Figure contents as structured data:
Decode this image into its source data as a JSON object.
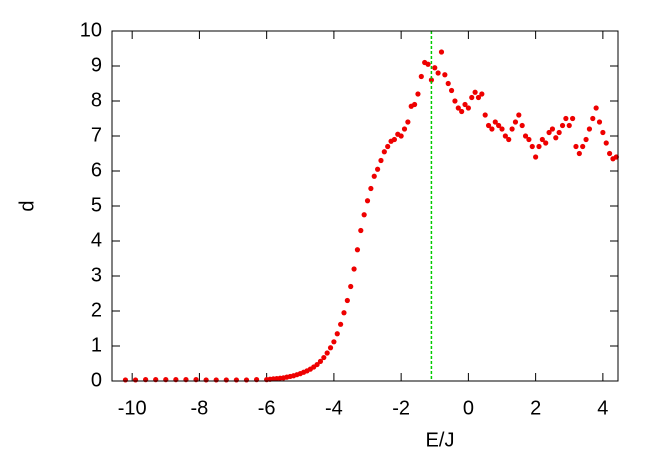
{
  "chart_data": {
    "type": "scatter",
    "xlabel": "E/J",
    "ylabel": "d",
    "xlim": [
      -10.6,
      4.45
    ],
    "ylim": [
      0,
      10
    ],
    "xticks": [
      -10,
      -8,
      -6,
      -4,
      -2,
      0,
      2,
      4
    ],
    "yticks": [
      0,
      1,
      2,
      3,
      4,
      5,
      6,
      7,
      8,
      9,
      10
    ],
    "grid": false,
    "vline": {
      "x": -1.1,
      "color": "#00cc00"
    },
    "series": [
      {
        "color": "#ee0000",
        "x": [
          -10.2,
          -9.9,
          -9.6,
          -9.3,
          -9.0,
          -8.7,
          -8.4,
          -8.1,
          -7.8,
          -7.5,
          -7.2,
          -6.9,
          -6.6,
          -6.3,
          -6.0,
          -5.9,
          -5.8,
          -5.7,
          -5.6,
          -5.5,
          -5.4,
          -5.3,
          -5.2,
          -5.1,
          -5.0,
          -4.9,
          -4.8,
          -4.7,
          -4.6,
          -4.5,
          -4.4,
          -4.3,
          -4.2,
          -4.1,
          -4.0,
          -3.9,
          -3.8,
          -3.7,
          -3.6,
          -3.5,
          -3.4,
          -3.3,
          -3.2,
          -3.1,
          -3.0,
          -2.9,
          -2.8,
          -2.7,
          -2.6,
          -2.5,
          -2.4,
          -2.3,
          -2.2,
          -2.1,
          -2.0,
          -1.9,
          -1.8,
          -1.7,
          -1.6,
          -1.5,
          -1.4,
          -1.3,
          -1.2,
          -1.1,
          -1.0,
          -0.9,
          -0.8,
          -0.7,
          -0.6,
          -0.5,
          -0.4,
          -0.3,
          -0.2,
          -0.1,
          0.0,
          0.1,
          0.2,
          0.3,
          0.4,
          0.5,
          0.6,
          0.7,
          0.8,
          0.9,
          1.0,
          1.1,
          1.2,
          1.3,
          1.4,
          1.5,
          1.6,
          1.7,
          1.8,
          1.9,
          2.0,
          2.1,
          2.2,
          2.3,
          2.4,
          2.5,
          2.6,
          2.7,
          2.8,
          2.9,
          3.0,
          3.1,
          3.2,
          3.3,
          3.4,
          3.5,
          3.6,
          3.7,
          3.8,
          3.9,
          4.0,
          4.1,
          4.2,
          4.3,
          4.4
        ],
        "values": [
          0.03,
          0.03,
          0.04,
          0.04,
          0.04,
          0.04,
          0.04,
          0.04,
          0.03,
          0.03,
          0.03,
          0.03,
          0.03,
          0.04,
          0.04,
          0.05,
          0.06,
          0.07,
          0.08,
          0.09,
          0.11,
          0.13,
          0.15,
          0.18,
          0.21,
          0.25,
          0.29,
          0.34,
          0.4,
          0.47,
          0.56,
          0.67,
          0.8,
          0.95,
          1.12,
          1.35,
          1.62,
          1.95,
          2.3,
          2.7,
          3.2,
          3.75,
          4.3,
          4.75,
          5.15,
          5.5,
          5.85,
          6.05,
          6.3,
          6.55,
          6.7,
          6.85,
          6.9,
          7.05,
          7.0,
          7.2,
          7.4,
          7.85,
          7.9,
          8.2,
          8.7,
          9.1,
          9.05,
          8.6,
          8.95,
          8.8,
          9.4,
          8.75,
          8.5,
          8.3,
          8.0,
          7.8,
          7.7,
          7.9,
          7.8,
          8.1,
          8.25,
          8.1,
          8.2,
          7.6,
          7.3,
          7.2,
          7.4,
          7.3,
          7.2,
          7.0,
          6.9,
          7.2,
          7.4,
          7.6,
          7.3,
          7.0,
          6.9,
          6.7,
          6.4,
          6.7,
          6.9,
          6.8,
          7.1,
          7.2,
          6.95,
          7.1,
          7.3,
          7.5,
          7.3,
          7.5,
          6.7,
          6.5,
          6.7,
          6.9,
          7.2,
          7.5,
          7.8,
          7.4,
          7.1,
          6.8,
          6.5,
          6.35,
          6.4
        ]
      }
    ]
  }
}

Work required:
Without including any pictures, print each record exactly.

Exercise solution:
Decode this image into its source data as a JSON object.
{
  "chart_data": {
    "type": "scatter",
    "xlabel": "E/J",
    "ylabel": "d",
    "xlim": [
      -10.6,
      4.45
    ],
    "ylim": [
      0,
      10
    ],
    "xticks": [
      -10,
      -8,
      -6,
      -4,
      -2,
      0,
      2,
      4
    ],
    "yticks": [
      0,
      1,
      2,
      3,
      4,
      5,
      6,
      7,
      8,
      9,
      10
    ],
    "grid": false,
    "vline": {
      "x": -1.1,
      "color": "#00cc00"
    },
    "series": [
      {
        "color": "#ee0000",
        "x": [
          -10.2,
          -9.9,
          -9.6,
          -9.3,
          -9.0,
          -8.7,
          -8.4,
          -8.1,
          -7.8,
          -7.5,
          -7.2,
          -6.9,
          -6.6,
          -6.3,
          -6.0,
          -5.9,
          -5.8,
          -5.7,
          -5.6,
          -5.5,
          -5.4,
          -5.3,
          -5.2,
          -5.1,
          -5.0,
          -4.9,
          -4.8,
          -4.7,
          -4.6,
          -4.5,
          -4.4,
          -4.3,
          -4.2,
          -4.1,
          -4.0,
          -3.9,
          -3.8,
          -3.7,
          -3.6,
          -3.5,
          -3.4,
          -3.3,
          -3.2,
          -3.1,
          -3.0,
          -2.9,
          -2.8,
          -2.7,
          -2.6,
          -2.5,
          -2.4,
          -2.3,
          -2.2,
          -2.1,
          -2.0,
          -1.9,
          -1.8,
          -1.7,
          -1.6,
          -1.5,
          -1.4,
          -1.3,
          -1.2,
          -1.1,
          -1.0,
          -0.9,
          -0.8,
          -0.7,
          -0.6,
          -0.5,
          -0.4,
          -0.3,
          -0.2,
          -0.1,
          0.0,
          0.1,
          0.2,
          0.3,
          0.4,
          0.5,
          0.6,
          0.7,
          0.8,
          0.9,
          1.0,
          1.1,
          1.2,
          1.3,
          1.4,
          1.5,
          1.6,
          1.7,
          1.8,
          1.9,
          2.0,
          2.1,
          2.2,
          2.3,
          2.4,
          2.5,
          2.6,
          2.7,
          2.8,
          2.9,
          3.0,
          3.1,
          3.2,
          3.3,
          3.4,
          3.5,
          3.6,
          3.7,
          3.8,
          3.9,
          4.0,
          4.1,
          4.2,
          4.3,
          4.4
        ],
        "values": [
          0.03,
          0.03,
          0.04,
          0.04,
          0.04,
          0.04,
          0.04,
          0.04,
          0.03,
          0.03,
          0.03,
          0.03,
          0.03,
          0.04,
          0.04,
          0.05,
          0.06,
          0.07,
          0.08,
          0.09,
          0.11,
          0.13,
          0.15,
          0.18,
          0.21,
          0.25,
          0.29,
          0.34,
          0.4,
          0.47,
          0.56,
          0.67,
          0.8,
          0.95,
          1.12,
          1.35,
          1.62,
          1.95,
          2.3,
          2.7,
          3.2,
          3.75,
          4.3,
          4.75,
          5.15,
          5.5,
          5.85,
          6.05,
          6.3,
          6.55,
          6.7,
          6.85,
          6.9,
          7.05,
          7.0,
          7.2,
          7.4,
          7.85,
          7.9,
          8.2,
          8.7,
          9.1,
          9.05,
          8.6,
          8.95,
          8.8,
          9.4,
          8.75,
          8.5,
          8.3,
          8.0,
          7.8,
          7.7,
          7.9,
          7.8,
          8.1,
          8.25,
          8.1,
          8.2,
          7.6,
          7.3,
          7.2,
          7.4,
          7.3,
          7.2,
          7.0,
          6.9,
          7.2,
          7.4,
          7.6,
          7.3,
          7.0,
          6.9,
          6.7,
          6.4,
          6.7,
          6.9,
          6.8,
          7.1,
          7.2,
          6.95,
          7.1,
          7.3,
          7.5,
          7.3,
          7.5,
          6.7,
          6.5,
          6.7,
          6.9,
          7.2,
          7.5,
          7.8,
          7.4,
          7.1,
          6.8,
          6.5,
          6.35,
          6.4
        ]
      }
    ]
  }
}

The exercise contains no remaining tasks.